■ **TASK PROMPT**: Write out the listing beneath this instruction in its entirety, exactly as it reads.

[Collected data]
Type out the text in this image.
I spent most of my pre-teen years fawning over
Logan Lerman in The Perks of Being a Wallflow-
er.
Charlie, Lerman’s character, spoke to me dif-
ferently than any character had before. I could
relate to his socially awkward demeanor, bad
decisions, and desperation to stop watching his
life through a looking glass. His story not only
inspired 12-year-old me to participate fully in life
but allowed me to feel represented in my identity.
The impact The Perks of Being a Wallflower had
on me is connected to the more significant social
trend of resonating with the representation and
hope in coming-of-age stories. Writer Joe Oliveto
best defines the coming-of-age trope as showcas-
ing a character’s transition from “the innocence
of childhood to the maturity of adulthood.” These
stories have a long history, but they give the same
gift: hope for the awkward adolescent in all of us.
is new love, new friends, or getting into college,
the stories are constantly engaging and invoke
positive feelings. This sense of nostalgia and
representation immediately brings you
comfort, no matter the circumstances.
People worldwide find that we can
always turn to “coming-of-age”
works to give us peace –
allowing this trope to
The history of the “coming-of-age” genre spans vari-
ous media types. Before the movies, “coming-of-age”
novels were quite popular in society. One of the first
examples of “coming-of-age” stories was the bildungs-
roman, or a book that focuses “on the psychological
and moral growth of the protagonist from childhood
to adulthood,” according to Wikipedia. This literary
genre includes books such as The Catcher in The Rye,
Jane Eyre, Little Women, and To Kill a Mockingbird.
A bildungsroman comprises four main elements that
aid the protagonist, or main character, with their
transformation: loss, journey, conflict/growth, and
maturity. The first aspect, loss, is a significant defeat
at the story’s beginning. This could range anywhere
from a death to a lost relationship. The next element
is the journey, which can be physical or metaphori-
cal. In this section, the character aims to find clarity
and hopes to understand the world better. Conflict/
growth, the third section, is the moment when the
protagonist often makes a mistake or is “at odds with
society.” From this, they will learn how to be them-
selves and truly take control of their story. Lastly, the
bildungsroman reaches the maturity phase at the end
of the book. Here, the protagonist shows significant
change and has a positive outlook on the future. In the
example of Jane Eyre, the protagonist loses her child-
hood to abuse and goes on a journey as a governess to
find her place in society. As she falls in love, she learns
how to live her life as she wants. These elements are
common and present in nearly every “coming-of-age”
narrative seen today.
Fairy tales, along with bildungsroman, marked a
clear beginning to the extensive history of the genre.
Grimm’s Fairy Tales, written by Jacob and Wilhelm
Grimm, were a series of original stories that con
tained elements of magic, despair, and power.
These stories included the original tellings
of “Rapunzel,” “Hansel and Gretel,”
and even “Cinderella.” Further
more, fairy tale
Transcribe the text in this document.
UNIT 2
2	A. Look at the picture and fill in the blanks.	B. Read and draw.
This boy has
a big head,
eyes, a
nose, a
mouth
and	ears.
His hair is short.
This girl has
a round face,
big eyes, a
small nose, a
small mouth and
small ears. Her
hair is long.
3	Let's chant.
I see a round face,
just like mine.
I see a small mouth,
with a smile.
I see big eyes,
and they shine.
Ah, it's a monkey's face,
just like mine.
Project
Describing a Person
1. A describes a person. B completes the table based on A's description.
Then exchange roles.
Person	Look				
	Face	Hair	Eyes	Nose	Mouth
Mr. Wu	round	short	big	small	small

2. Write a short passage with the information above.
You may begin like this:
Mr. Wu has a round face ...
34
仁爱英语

■ **RESULT**:
Type out the text in this image.
I spent most of my pre-teen years fawning over
Logan Lerman in The Perks of Being a Wallflow-
er.
Charlie, Lerman’s character, spoke to me dif-
ferently than any character had before. I could
relate to his socially awkward demeanor, bad
decisions, and desperation to stop watching his
life through a looking glass. His story not only
inspired 12-year-old me to participate fully in life
but allowed me to feel represented in my identity.
The impact The Perks of Being a Wallflower had
on me is connected to the more significant social
trend of resonating with the representation and
hope in coming-of-age stories. Writer Joe Oliveto
best defines the coming-of-age trope as showcas-
ing a character’s transition from “the innocence
of childhood to the maturity of adulthood.” These
stories have a long history, but they give the same
gift: hope for the awkward adolescent in all of us.
is new love, new friends, or getting into college,
the stories are constantly engaging and invoke
positive feelings. This sense of nostalgia and
representation immediately brings you
comfort, no matter the circumstances.
People worldwide find that we can
always turn to “coming-of-age”
works to give us peace –
allowing this trope to
The history of the “coming-of-age” genre spans vari-
ous media types. Before the movies, “coming-of-age”
novels were quite popular in society. One of the first
examples of “coming-of-age” stories was the bildungs-
roman, or a book that focuses “on the psychological
and moral growth of the protagonist from childhood
to adulthood,” according to Wikipedia. This literary
genre includes books such as The Catcher in The Rye,
Jane Eyre, Little Women, and To Kill a Mockingbird.
A bildungsroman comprises four main elements that
aid the protagonist, or main character, with their
transformation: loss, journey, conflict/growth, and
maturity. The first aspect, loss, is a significant defeat
at the story’s beginning. This could range anywhere
from a death to a lost relationship. The next element
is the journey, which can be physical or metaphori-
cal. In this section, the character aims to find clarity
and hopes to understand the world better. Conflict/
growth, the third section, is the moment when the
protagonist often makes a mistake or is “at odds with
society.” From this, they will learn how to be them-
selves and truly take control of their story. Lastly, the
bildungsroman reaches the maturity phase at the end
of the book. Here, the protagonist shows significant
change and has a positive outlook on the future. In the
example of Jane Eyre, the protagonist loses her child-
hood to abuse and goes on a journey as a governess to
find her place in society. As she falls in love, she learns
how to live her life as she wants. These elements are
common and present in nearly every “coming-of-age”
narrative seen today.
Fairy tales, along with bildungsroman, marked a
clear beginning to the extensive history of the genre.
Grimm’s Fairy Tales, written by Jacob and Wilhelm
Grimm, were a series of original stories that con
tained elements of magic, despair, and power.
These stories included the original tellings
of “Rapunzel,” “Hansel and Gretel,”
and even “Cinderella.” Further
more, fairy tale
Transcribe the text in this document.
UNIT 2
2	A. Look at the picture and fill in the blanks.	B. Read and draw.
This boy has
a big head,
eyes, a
nose, a
mouth
and	ears.
His hair is short.
This girl has
a round face,
big eyes, a
small nose, a
small mouth and
small ears. Her
hair is long.
3	Let's chant.
I see a round face,
just like mine.
I see a small mouth,
with a smile.
I see big eyes,
and they shine.
Ah, it's a monkey's face,
just like mine.
Project
Describing a Person
1. A describes a person. B completes the table based on A's description.
Then exchange roles.
Person	Look				
	Face	Hair	Eyes	Nose	Mouth
Mr. Wu	round	short	big	small	small

2. Write a short passage with the information above.
You may begin like this:
Mr. Wu has a round face ...
34
仁爱英语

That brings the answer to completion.